◆ What is expected ◆
Find every line below that contains the word "Class" and copy it out.

◆ Given entries ◆
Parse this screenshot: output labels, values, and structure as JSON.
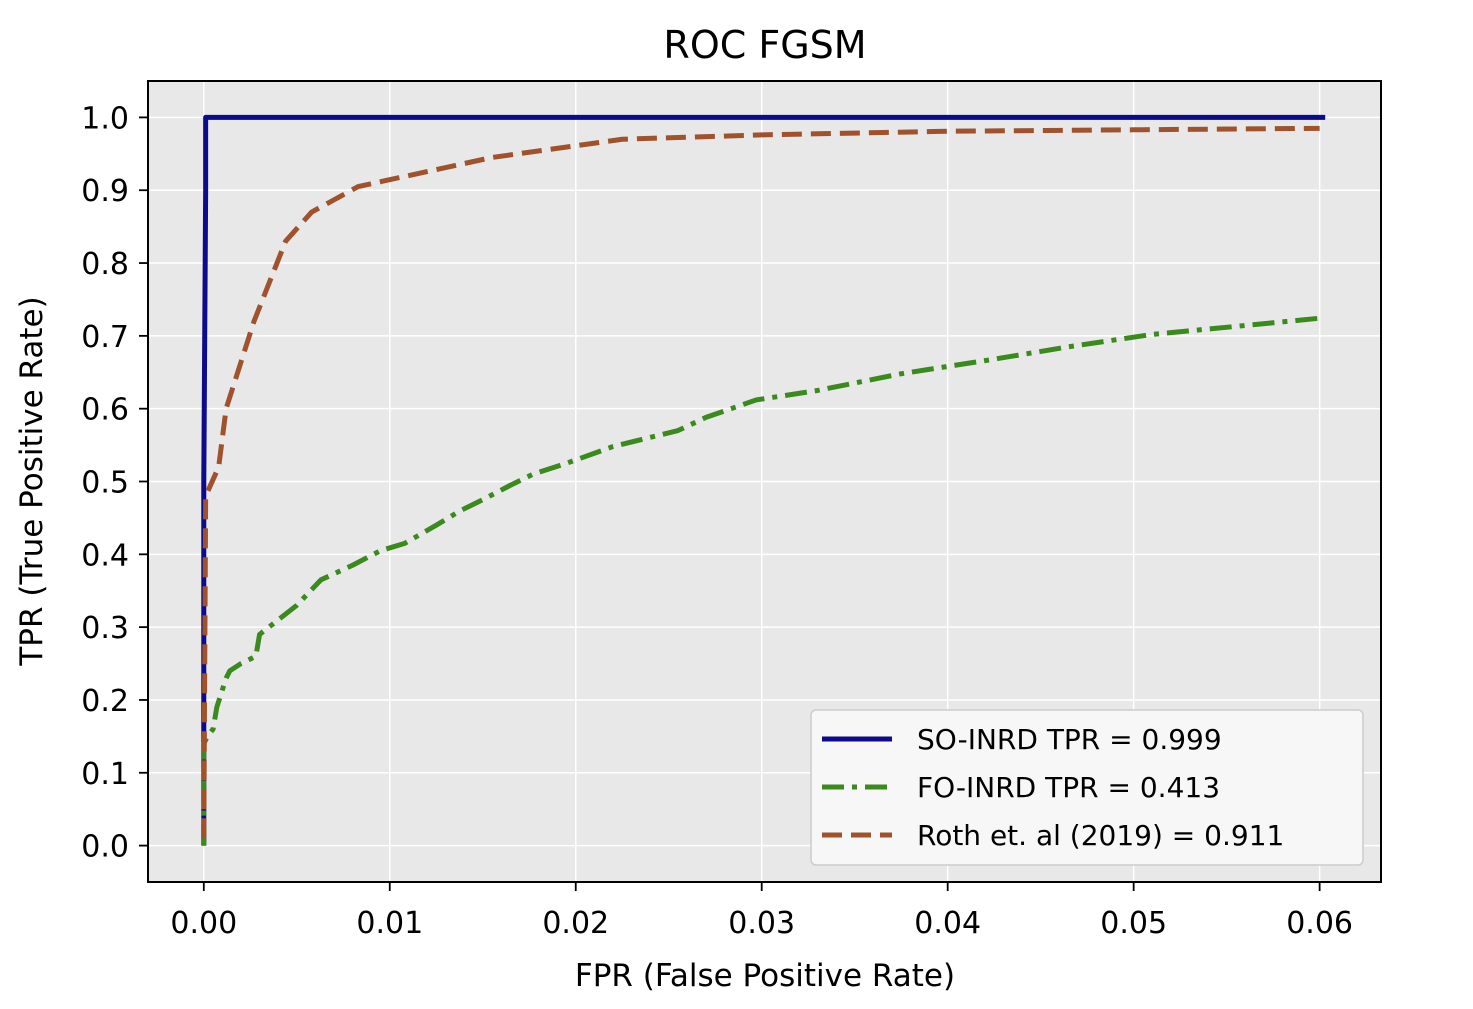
{
  "chart_data": {
    "type": "line",
    "title": "ROC FGSM",
    "xlabel": "FPR (False Positive Rate)",
    "ylabel": "TPR (True Positive Rate)",
    "xlim": [
      -0.003,
      0.0633
    ],
    "ylim": [
      -0.05,
      1.05
    ],
    "xticks": [
      0.0,
      0.01,
      0.02,
      0.03,
      0.04,
      0.05,
      0.06
    ],
    "xtick_labels": [
      "0.00",
      "0.01",
      "0.02",
      "0.03",
      "0.04",
      "0.05",
      "0.06"
    ],
    "yticks": [
      0.0,
      0.1,
      0.2,
      0.3,
      0.4,
      0.5,
      0.6,
      0.7,
      0.8,
      0.9,
      1.0
    ],
    "ytick_labels": [
      "0.0",
      "0.1",
      "0.2",
      "0.3",
      "0.4",
      "0.5",
      "0.6",
      "0.7",
      "0.8",
      "0.9",
      "1.0"
    ],
    "grid": true,
    "background": "#e8e8e8",
    "legend_position": "lower-right",
    "series": [
      {
        "name": "SO-INRD TPR = 0.999",
        "color": "#0b0b8c",
        "style": "solid",
        "x": [
          0.0,
          0.0,
          0.0,
          0.0001,
          0.0001,
          0.0603
        ],
        "y": [
          0.0,
          0.1,
          0.5,
          0.9,
          1.0,
          1.0
        ]
      },
      {
        "name": "FO-INRD TPR = 0.413",
        "color": "#3a8a1e",
        "style": "dashdot",
        "x": [
          0.0,
          0.0,
          0.0002,
          0.0005,
          0.0007,
          0.0012,
          0.0014,
          0.002,
          0.0028,
          0.003,
          0.004,
          0.005,
          0.0063,
          0.008,
          0.0095,
          0.0108,
          0.0125,
          0.0138,
          0.015,
          0.0165,
          0.0177,
          0.0195,
          0.022,
          0.0255,
          0.027,
          0.0297,
          0.033,
          0.0375,
          0.0425,
          0.0465,
          0.051,
          0.0555,
          0.0603
        ],
        "y": [
          0.0,
          0.14,
          0.15,
          0.16,
          0.19,
          0.23,
          0.24,
          0.25,
          0.26,
          0.29,
          0.31,
          0.33,
          0.365,
          0.385,
          0.405,
          0.415,
          0.44,
          0.46,
          0.475,
          0.495,
          0.51,
          0.525,
          0.548,
          0.57,
          0.588,
          0.612,
          0.625,
          0.648,
          0.668,
          0.685,
          0.702,
          0.713,
          0.725
        ]
      },
      {
        "name": "Roth et. al (2019) = 0.911",
        "color": "#a0522d",
        "style": "dashed",
        "x": [
          0.0,
          0.0001,
          0.0008,
          0.0012,
          0.0027,
          0.0044,
          0.0058,
          0.0083,
          0.011,
          0.0155,
          0.0225,
          0.03,
          0.04,
          0.05,
          0.06
        ],
        "y": [
          0.01,
          0.48,
          0.52,
          0.6,
          0.72,
          0.83,
          0.87,
          0.905,
          0.92,
          0.945,
          0.97,
          0.976,
          0.981,
          0.983,
          0.985
        ]
      }
    ]
  }
}
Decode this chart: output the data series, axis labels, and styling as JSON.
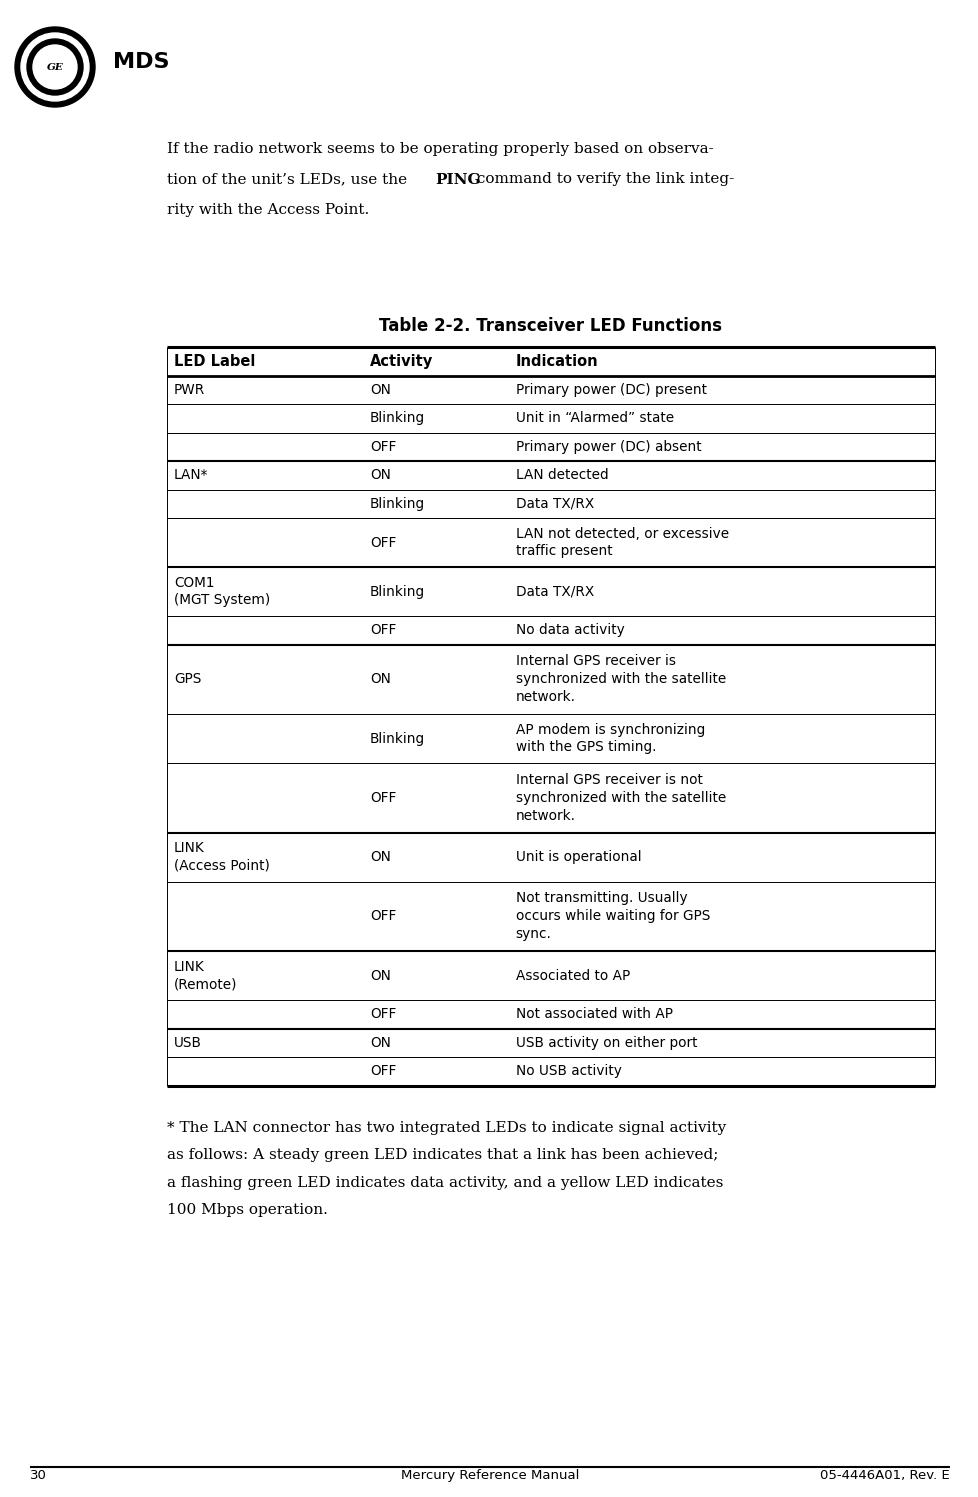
{
  "page_number": "30",
  "footer_left": "Mercury Reference Manual",
  "footer_right": "05-4446A01, Rev. E",
  "table_title": "Table 2-2. Transceiver LED Functions",
  "col_headers": [
    "LED Label",
    "Activity",
    "Indication"
  ],
  "rows": [
    {
      "label": "PWR",
      "activity": "ON",
      "indication": "Primary power (DC) present",
      "group_start": true,
      "ind_lines": 1,
      "lbl_lines": 1
    },
    {
      "label": "",
      "activity": "Blinking",
      "indication": "Unit in “Alarmed” state",
      "group_start": false,
      "ind_lines": 1,
      "lbl_lines": 1
    },
    {
      "label": "",
      "activity": "OFF",
      "indication": "Primary power (DC) absent",
      "group_start": false,
      "ind_lines": 1,
      "lbl_lines": 1
    },
    {
      "label": "LAN*",
      "activity": "ON",
      "indication": "LAN detected",
      "group_start": true,
      "ind_lines": 1,
      "lbl_lines": 1
    },
    {
      "label": "",
      "activity": "Blinking",
      "indication": "Data TX/RX",
      "group_start": false,
      "ind_lines": 1,
      "lbl_lines": 1
    },
    {
      "label": "",
      "activity": "OFF",
      "indication": "LAN not detected, or excessive\ntraffic present",
      "group_start": false,
      "ind_lines": 2,
      "lbl_lines": 1
    },
    {
      "label": "COM1\n(MGT System)",
      "activity": "Blinking",
      "indication": "Data TX/RX",
      "group_start": true,
      "ind_lines": 1,
      "lbl_lines": 2
    },
    {
      "label": "",
      "activity": "OFF",
      "indication": "No data activity",
      "group_start": false,
      "ind_lines": 1,
      "lbl_lines": 1
    },
    {
      "label": "GPS",
      "activity": "ON",
      "indication": "Internal GPS receiver is\nsynchronized with the satellite\nnetwork.",
      "group_start": true,
      "ind_lines": 3,
      "lbl_lines": 1
    },
    {
      "label": "",
      "activity": "Blinking",
      "indication": "AP modem is synchronizing\nwith the GPS timing.",
      "group_start": false,
      "ind_lines": 2,
      "lbl_lines": 1
    },
    {
      "label": "",
      "activity": "OFF",
      "indication": "Internal GPS receiver is not\nsynchronized with the satellite\nnetwork.",
      "group_start": false,
      "ind_lines": 3,
      "lbl_lines": 1
    },
    {
      "label": "LINK\n(Access Point)",
      "activity": "ON",
      "indication": "Unit is operational",
      "group_start": true,
      "ind_lines": 1,
      "lbl_lines": 2
    },
    {
      "label": "",
      "activity": "OFF",
      "indication": "Not transmitting. Usually\noccurs while waiting for GPS\nsync.",
      "group_start": false,
      "ind_lines": 3,
      "lbl_lines": 1
    },
    {
      "label": "LINK\n(Remote)",
      "activity": "ON",
      "indication": "Associated to AP",
      "group_start": true,
      "ind_lines": 1,
      "lbl_lines": 2
    },
    {
      "label": "",
      "activity": "OFF",
      "indication": "Not associated with AP",
      "group_start": false,
      "ind_lines": 1,
      "lbl_lines": 1
    },
    {
      "label": "USB",
      "activity": "ON",
      "indication": "USB activity on either port",
      "group_start": true,
      "ind_lines": 1,
      "lbl_lines": 1
    },
    {
      "label": "",
      "activity": "OFF",
      "indication": "No USB activity",
      "group_start": false,
      "ind_lines": 1,
      "lbl_lines": 1
    }
  ],
  "footnote_lines": [
    "* The LAN connector has two integrated LEDs to indicate signal activity",
    "as follows: A steady green LED indicates that a link has been achieved;",
    "a flashing green LED indicates data activity, and a yellow LED indicates",
    "100 Mbps operation."
  ],
  "bg_color": "#ffffff",
  "text_color": "#000000",
  "intro_line1": "If the radio network seems to be operating properly based on observa-",
  "intro_line2_pre": "tion of the unit’s LEDs, use the ",
  "intro_line2_bold": "PING",
  "intro_line2_post": " command to verify the link integ-",
  "intro_line3": "rity with the Access Point."
}
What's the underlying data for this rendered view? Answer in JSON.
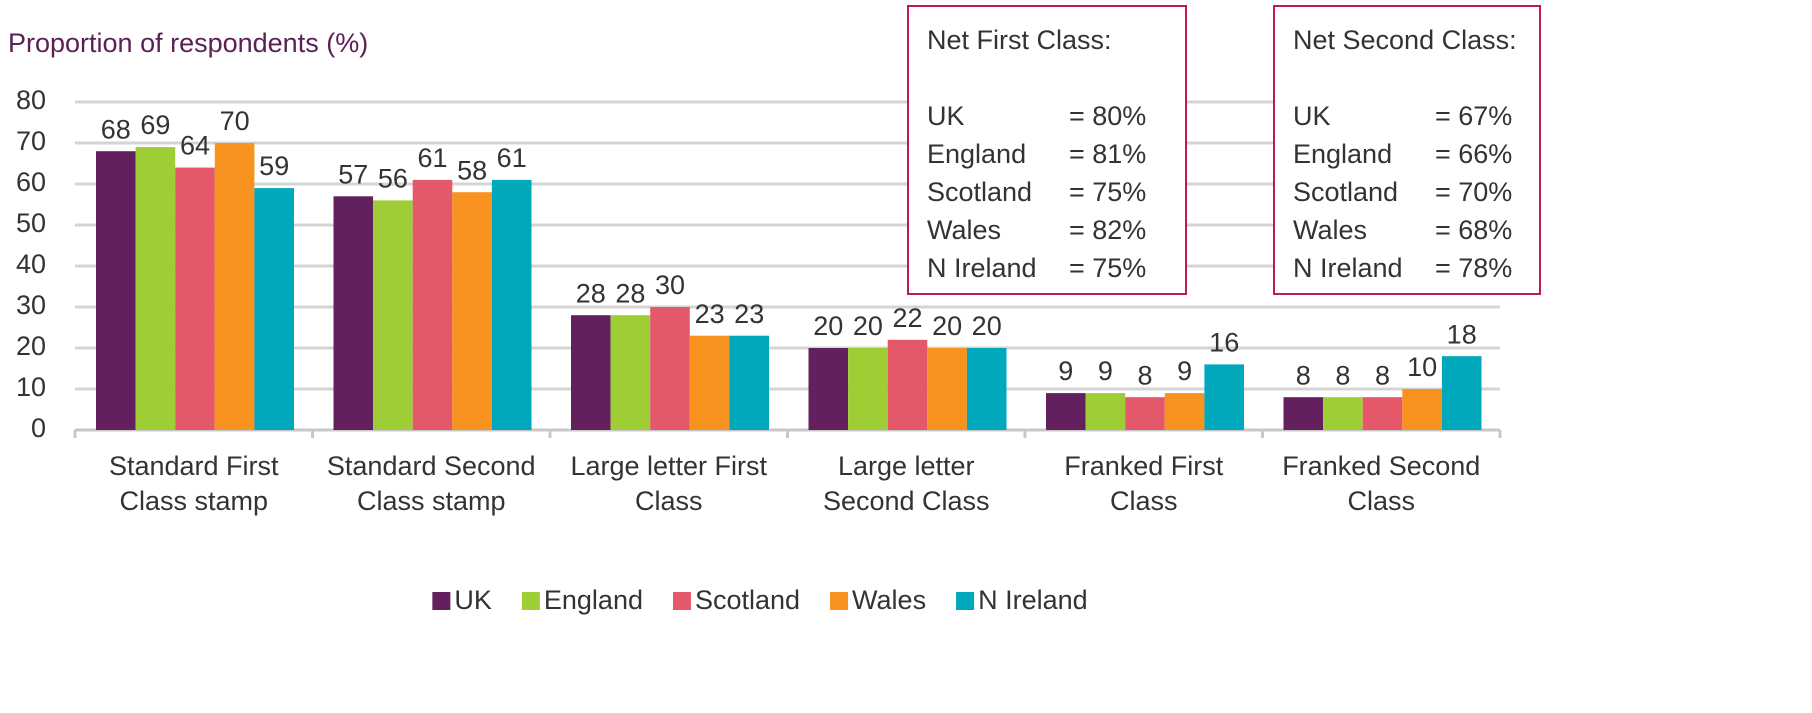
{
  "chart_data": {
    "type": "bar",
    "y_axis_label": "Proportion of respondents (%)",
    "categories": [
      "Standard First Class stamp",
      "Standard Second Class stamp",
      "Large letter First Class",
      "Large letter Second Class",
      "Franked First Class",
      "Franked Second Class"
    ],
    "series": [
      {
        "name": "UK",
        "color": "#62215e",
        "values": [
          68,
          57,
          28,
          20,
          9,
          8
        ]
      },
      {
        "name": "England",
        "color": "#9fcd36",
        "values": [
          69,
          56,
          28,
          20,
          9,
          8
        ]
      },
      {
        "name": "Scotland",
        "color": "#e5586a",
        "values": [
          64,
          61,
          30,
          22,
          8,
          8
        ]
      },
      {
        "name": "Wales",
        "color": "#f7931e",
        "values": [
          70,
          58,
          23,
          20,
          9,
          10
        ]
      },
      {
        "name": "N Ireland",
        "color": "#00a8bc",
        "values": [
          59,
          61,
          23,
          20,
          16,
          18
        ]
      }
    ],
    "ylim": [
      0,
      80
    ],
    "yticks": [
      0,
      10,
      20,
      30,
      40,
      50,
      60,
      70,
      80
    ],
    "grid": true,
    "legend": "bottom",
    "annotations": [
      {
        "title": "Net First Class:",
        "rows": [
          {
            "label": "UK",
            "value": "= 80%"
          },
          {
            "label": "England",
            "value": "= 81%"
          },
          {
            "label": "Scotland",
            "value": "= 75%"
          },
          {
            "label": "Wales",
            "value": "= 82%"
          },
          {
            "label": "N Ireland",
            "value": "= 75%"
          }
        ]
      },
      {
        "title": "Net Second Class:",
        "rows": [
          {
            "label": "UK",
            "value": "= 67%"
          },
          {
            "label": "England",
            "value": "= 66%"
          },
          {
            "label": "Scotland",
            "value": "= 70%"
          },
          {
            "label": "Wales",
            "value": "= 68%"
          },
          {
            "label": "N Ireland",
            "value": "= 78%"
          }
        ]
      }
    ]
  }
}
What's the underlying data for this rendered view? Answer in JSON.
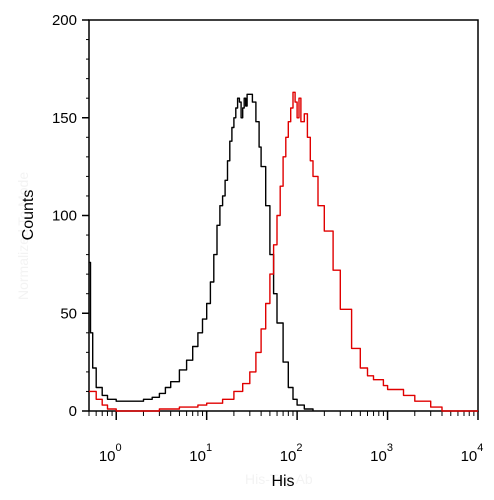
{
  "chart_data": {
    "type": "line",
    "title": "",
    "xlabel": "His",
    "ylabel": "Counts",
    "x_scale": "log",
    "xlim": [
      0.5,
      10000
    ],
    "ylim": [
      0,
      200
    ],
    "x_tick_values": [
      1,
      10,
      100,
      1000,
      10000
    ],
    "x_tick_labels": [
      {
        "base": "10",
        "exp": "0"
      },
      {
        "base": "10",
        "exp": "1"
      },
      {
        "base": "10",
        "exp": "2"
      },
      {
        "base": "10",
        "exp": "3"
      },
      {
        "base": "10",
        "exp": "4"
      }
    ],
    "y_ticks": [
      0,
      50,
      100,
      150,
      200
    ],
    "y_tick_labels": [
      "0",
      "50",
      "100",
      "150",
      "200"
    ],
    "grid": false,
    "series": [
      {
        "color": "#000000",
        "points": [
          [
            0.5,
            76
          ],
          [
            0.52,
            40
          ],
          [
            0.55,
            22
          ],
          [
            0.6,
            12
          ],
          [
            0.7,
            8
          ],
          [
            0.8,
            6
          ],
          [
            1.0,
            5
          ],
          [
            1.5,
            5
          ],
          [
            2.0,
            6
          ],
          [
            2.5,
            7
          ],
          [
            3.0,
            9
          ],
          [
            3.5,
            12
          ],
          [
            4.0,
            15
          ],
          [
            5.0,
            21
          ],
          [
            6.0,
            26
          ],
          [
            7.0,
            33
          ],
          [
            8.0,
            40
          ],
          [
            9.0,
            47
          ],
          [
            10,
            55
          ],
          [
            11,
            66
          ],
          [
            12,
            80
          ],
          [
            13,
            95
          ],
          [
            14,
            105
          ],
          [
            15,
            110
          ],
          [
            16,
            118
          ],
          [
            17,
            128
          ],
          [
            18,
            138
          ],
          [
            19,
            145
          ],
          [
            20,
            150
          ],
          [
            21,
            155
          ],
          [
            22,
            160
          ],
          [
            23,
            158
          ],
          [
            24,
            150
          ],
          [
            25,
            155
          ],
          [
            26,
            160
          ],
          [
            27,
            156
          ],
          [
            28,
            162
          ],
          [
            30,
            162
          ],
          [
            32,
            158
          ],
          [
            35,
            148
          ],
          [
            38,
            135
          ],
          [
            40,
            125
          ],
          [
            45,
            105
          ],
          [
            50,
            80
          ],
          [
            55,
            60
          ],
          [
            60,
            45
          ],
          [
            70,
            25
          ],
          [
            80,
            12
          ],
          [
            90,
            6
          ],
          [
            100,
            3
          ],
          [
            120,
            1
          ],
          [
            150,
            0
          ]
        ]
      },
      {
        "color": "#e00000",
        "points": [
          [
            0.5,
            10
          ],
          [
            0.6,
            6
          ],
          [
            0.7,
            3
          ],
          [
            0.8,
            1
          ],
          [
            1.0,
            0
          ],
          [
            2.0,
            0
          ],
          [
            3.0,
            1
          ],
          [
            5.0,
            2
          ],
          [
            8.0,
            3
          ],
          [
            10,
            4
          ],
          [
            15,
            6
          ],
          [
            20,
            10
          ],
          [
            25,
            14
          ],
          [
            30,
            20
          ],
          [
            35,
            30
          ],
          [
            40,
            42
          ],
          [
            45,
            55
          ],
          [
            50,
            70
          ],
          [
            55,
            85
          ],
          [
            60,
            100
          ],
          [
            65,
            115
          ],
          [
            70,
            130
          ],
          [
            75,
            140
          ],
          [
            80,
            148
          ],
          [
            85,
            155
          ],
          [
            90,
            163
          ],
          [
            95,
            158
          ],
          [
            100,
            150
          ],
          [
            105,
            160
          ],
          [
            110,
            148
          ],
          [
            120,
            152
          ],
          [
            130,
            140
          ],
          [
            140,
            128
          ],
          [
            150,
            120
          ],
          [
            170,
            105
          ],
          [
            200,
            92
          ],
          [
            250,
            72
          ],
          [
            300,
            52
          ],
          [
            400,
            32
          ],
          [
            500,
            22
          ],
          [
            600,
            18
          ],
          [
            700,
            16
          ],
          [
            900,
            13
          ],
          [
            1000,
            11
          ],
          [
            1500,
            8
          ],
          [
            2000,
            5
          ],
          [
            3000,
            2
          ],
          [
            4000,
            0
          ],
          [
            10000,
            0
          ]
        ]
      }
    ]
  }
}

◆ Reply to the exercise ◆
      "Standard First Class stamp",
      "Standard Second Class stamp",
      "Large letter First Class",
      "Large letter Second Class",
      "Franked First Class",
      "Franked Second Class"
        "title": "Net First Class:",
        "title": "Net Second Class:",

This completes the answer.